§ Records for processing
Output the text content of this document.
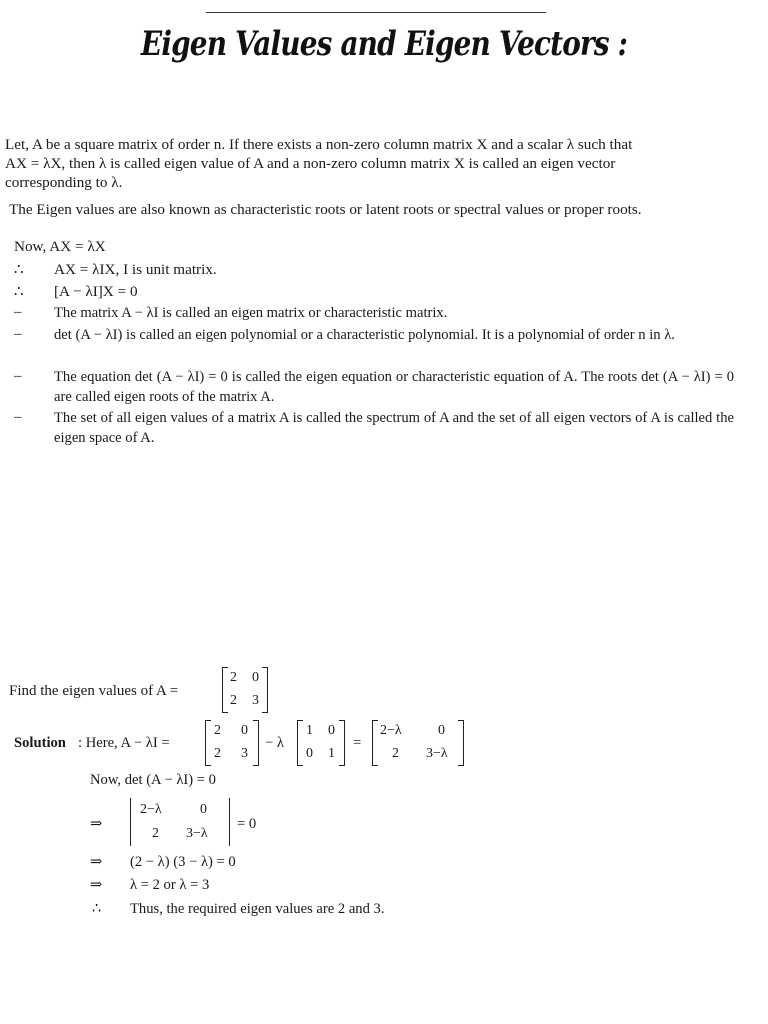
Eigen Values and Eigen Vectors :
Let, A be a square matrix of order n. If there exists a non-zero column matrix X and a scalar λ such that
AX = λX, then λ is called eigen value of A and a non-zero column matrix X is called an eigen vector
corresponding to λ.
The Eigen values are also known as characteristic roots or latent roots or spectral values or proper roots.
Now, AX = λX
∴	AX = λIX, I is unit matrix.
∴	[A − λI]X = 0
–	The matrix A − λI is called an eigen matrix or characteristic matrix.
–	det (A − λI) is called an eigen polynomial or a characteristic polynomial. It is a polynomial of order n in λ.
–	The equation det (A − λI) = 0 is called the eigen equation or characteristic equation of A. The roots det (A − λI) = 0 are called eigen roots of the matrix A.
–	The set of all eigen values of a matrix A is called the spectrum of A and the set of all eigen vectors of A is called the eigen space of A.
Find the eigen values of A =
2 0
2 3
Solution : Here, A − λI =
2 0
2 3
− λ
1 0
0 1
=
2−λ	0
2 3−λ
Now, det (A − λI) = 0
⇒
2−λ	0
2 3−λ
= 0
⇒ (2 − λ) (3 − λ) = 0
⇒ λ = 2 or λ = 3
∴ Thus, the required eigen values are 2 and 3.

§ Directions
Only lines with the string "roots" belong in your answer; copy each one.

§ Answer to this problem
The Eigen values are also known as characteristic roots or latent roots or spectral values or proper roots.
–	The equation det (A − λI) = 0 is called the eigen equation or characteristic equation of A. The roots det (A − λI) = 0 are called eigen roots of the matrix A.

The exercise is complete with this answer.